:: WHAT IS ASKED ::
Retype all material exactly. Pictures stay out of the copy.

* Start RAW DATA *

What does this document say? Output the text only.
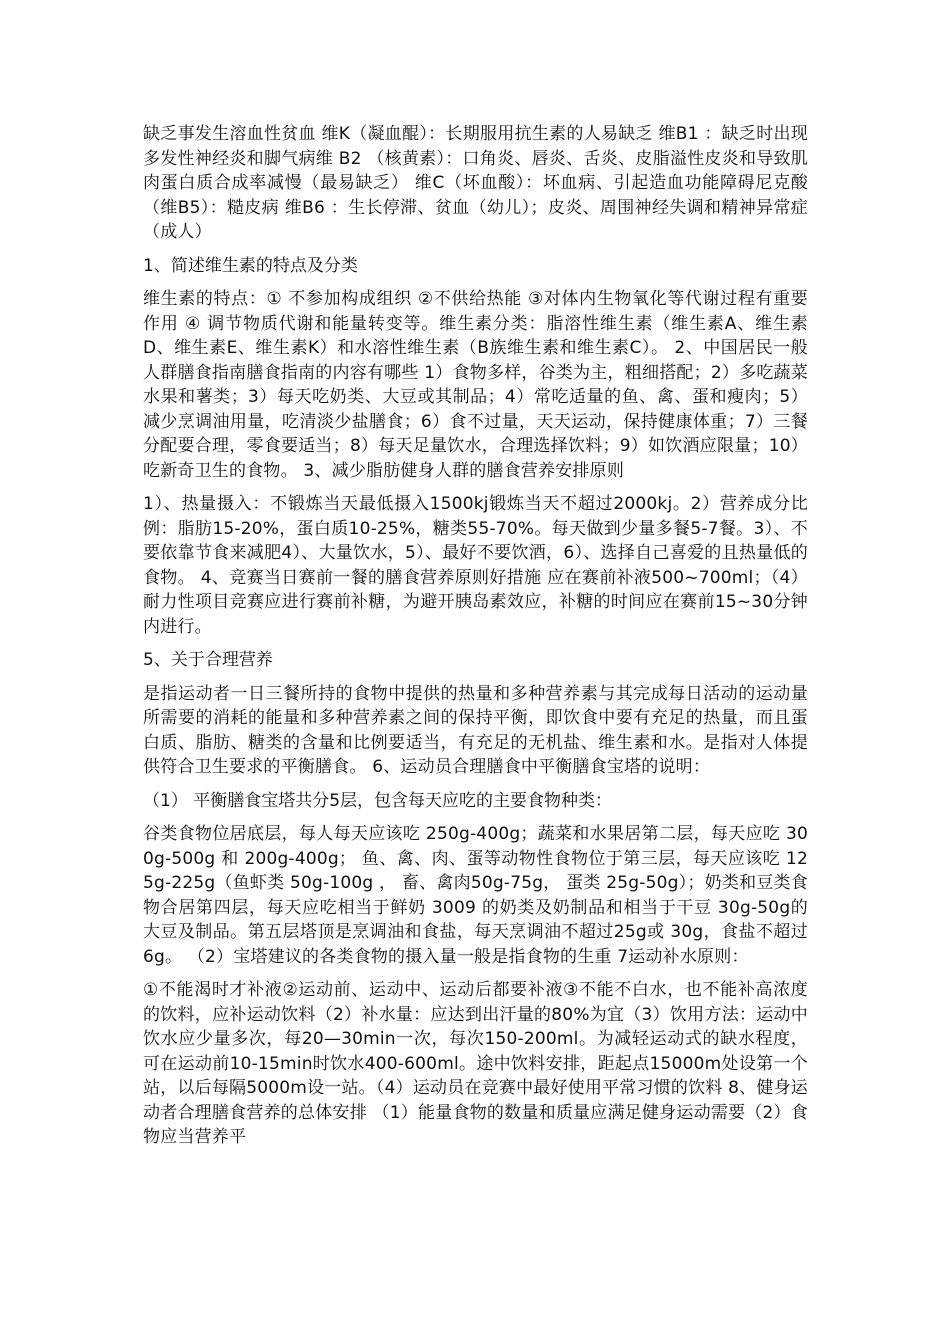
缺乏事发生溶血性贫血 维K（凝血醌）：长期服用抗生素的人易缺乏 维B1 ：缺乏时出现多发性神经炎和脚气病维 B2 （核黄素）：口角炎、唇炎、舌炎、皮脂溢性皮炎和导致肌肉蛋白质合成率减慢（最易缺乏） 维C（坏血酸）：坏血病、引起造血功能障碍尼克酸（维B5）：糙皮病 维B6 ：生长停滞、贫血（幼儿）；皮炎、周围神经失调和精神异常症（成人）

1、简述维生素的特点及分类

维生素的特点：① 不参加构成组织 ②不供给热能 ③对体内生物氧化等代谢过程有重要作用 ④ 调节物质代谢和能量转变等。维生素分类：脂溶性维生素（维生素A、维生素D、维生素E、维生素K）和水溶性维生素（B族维生素和维生素C）。 2、中国居民一般人群膳食指南膳食指南的内容有哪些 1）食物多样，谷类为主，粗细搭配；2）多吃蔬菜水果和薯类；3）每天吃奶类、大豆或其制品；4）常吃适量的鱼、禽、蛋和瘦肉；5）减少烹调油用量，吃清淡少盐膳食；6）食不过量，天天运动，保持健康体重；7）三餐分配要合理，零食要适当；8）每天足量饮水，合理选择饮料；9）如饮酒应限量；10）吃新奇卫生的食物。 3、减少脂肪健身人群的膳食营养安排原则

1）、热量摄入：不锻炼当天最低摄入1500kj锻炼当天不超过2000kj。2）营养成分比例：脂肪15-20%，蛋白质10-25%，糖类55-70%。每天做到少量多餐5-7餐。3）、不要依靠节食来减肥4）、大量饮水，5）、最好不要饮酒，6）、选择自己喜爱的且热量低的食物。 4、竞赛当日赛前一餐的膳食营养原则好措施 应在赛前补液500~700ml；（4）耐力性项目竞赛应进行赛前补糖，为避开胰岛素效应，补糖的时间应在赛前15~30分钟内进行。

5、关于合理营养

是指运动者一日三餐所持的食物中提供的热量和多种营养素与其完成每日活动的运动量所需要的消耗的能量和多种营养素之间的保持平衡，即饮食中要有充足的热量，而且蛋白质、脂肪、糖类的含量和比例要适当，有充足的无机盐、维生素和水。是指对人体提供符合卫生要求的平衡膳食。 6、运动员合理膳食中平衡膳食宝塔的说明：

（1） 平衡膳食宝塔共分5层，包含每天应吃的主要食物种类：

谷类食物位居底层，每人每天应该吃 250g-400g；蔬菜和水果居第二层，每天应吃 300g-500g 和 200g-400g； 鱼、禽、肉、蛋等动物性食物位于第三层，每天应该吃 125g-225g（鱼虾类 50g-100g ， 畜、禽肉50g-75g， 蛋类 25g-50g）；奶类和豆类食物合居第四层，每天应吃相当于鲜奶 3009 的奶类及奶制品和相当于干豆 30g-50g的大豆及制品。第五层塔顶是烹调油和食盐，每天烹调油不超过25g或 30g，食盐不超过6g。 （2）宝塔建议的各类食物的摄入量一般是指食物的生重 7运动补水原则：

①不能渴时才补液②运动前、运动中、运动后都要补液③不能不白水，也不能补高浓度的饮料，应补运动饮料（2）补水量：应达到出汗量的80%为宜（3）饮用方法：运动中饮水应少量多次，每20—30min一次，每次150-200ml。为减轻运动式的缺水程度，可在运动前10-15min时饮水400-600ml。途中饮料安排，距起点15000m处设第一个站，以后每隔5000m设一站。（4）运动员在竞赛中最好使用平常习惯的饮料 8、健身运动者合理膳食营养的总体安排 （1）能量食物的数量和质量应满足健身运动需要（2）食物应当营养平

* End RAW DATA *

:: RESULT OF THIS EXERCISE ::
What does this document say? Output the text only.
缺乏事发生溶血性贫血 维K（凝血醌）：长期服用抗生素的人易缺乏 维B1 ：缺乏时出现多发性神经炎和脚气病维 B2 （核黄素）：口角炎、唇炎、舌炎、皮脂溢性皮炎和导致肌肉蛋白质合成率减慢（最易缺乏） 维C（坏血酸）：坏血病、引起造血功能障碍尼克酸（维B5）：糙皮病 维B6 ：生长停滞、贫血（幼儿）；皮炎、周围神经失调和精神异常症（成人）

1、简述维生素的特点及分类

维生素的特点：① 不参加构成组织 ②不供给热能 ③对体内生物氧化等代谢过程有重要作用 ④ 调节物质代谢和能量转变等。维生素分类：脂溶性维生素（维生素A、维生素D、维生素E、维生素K）和水溶性维生素（B族维生素和维生素C）。 2、中国居民一般人群膳食指南膳食指南的内容有哪些 1）食物多样，谷类为主，粗细搭配；2）多吃蔬菜水果和薯类；3）每天吃奶类、大豆或其制品；4）常吃适量的鱼、禽、蛋和瘦肉；5）减少烹调油用量，吃清淡少盐膳食；6）食不过量，天天运动，保持健康体重；7）三餐分配要合理，零食要适当；8）每天足量饮水，合理选择饮料；9）如饮酒应限量；10）吃新奇卫生的食物。 3、减少脂肪健身人群的膳食营养安排原则

1）、热量摄入：不锻炼当天最低摄入1500kj锻炼当天不超过2000kj。2）营养成分比例：脂肪15-20%，蛋白质10-25%，糖类55-70%。每天做到少量多餐5-7餐。3）、不要依靠节食来减肥4）、大量饮水，5）、最好不要饮酒，6）、选择自己喜爱的且热量低的食物。 4、竞赛当日赛前一餐的膳食营养原则好措施 应在赛前补液500~700ml；（4）耐力性项目竞赛应进行赛前补糖，为避开胰岛素效应，补糖的时间应在赛前15~30分钟内进行。

5、关于合理营养

是指运动者一日三餐所持的食物中提供的热量和多种营养素与其完成每日活动的运动量所需要的消耗的能量和多种营养素之间的保持平衡，即饮食中要有充足的热量，而且蛋白质、脂肪、糖类的含量和比例要适当，有充足的无机盐、维生素和水。是指对人体提供符合卫生要求的平衡膳食。 6、运动员合理膳食中平衡膳食宝塔的说明：

（1） 平衡膳食宝塔共分5层，包含每天应吃的主要食物种类：

谷类食物位居底层，每人每天应该吃 250g-400g；蔬菜和水果居第二层，每天应吃 300g-500g 和 200g-400g； 鱼、禽、肉、蛋等动物性食物位于第三层，每天应该吃 125g-225g（鱼虾类 50g-100g ， 畜、禽肉50g-75g， 蛋类 25g-50g）；奶类和豆类食物合居第四层，每天应吃相当于鲜奶 3009 的奶类及奶制品和相当于干豆 30g-50g的大豆及制品。第五层塔顶是烹调油和食盐，每天烹调油不超过25g或 30g，食盐不超过6g。 （2）宝塔建议的各类食物的摄入量一般是指食物的生重 7运动补水原则：

①不能渴时才补液②运动前、运动中、运动后都要补液③不能不白水，也不能补高浓度的饮料，应补运动饮料（2）补水量：应达到出汗量的80%为宜（3）饮用方法：运动中饮水应少量多次，每20—30min一次，每次150-200ml。为减轻运动式的缺水程度，可在运动前10-15min时饮水400-600ml。途中饮料安排，距起点15000m处设第一个站，以后每隔5000m设一站。（4）运动员在竞赛中最好使用平常习惯的饮料 8、健身运动者合理膳食营养的总体安排 （1）能量食物的数量和质量应满足健身运动需要（2）食物应当营养平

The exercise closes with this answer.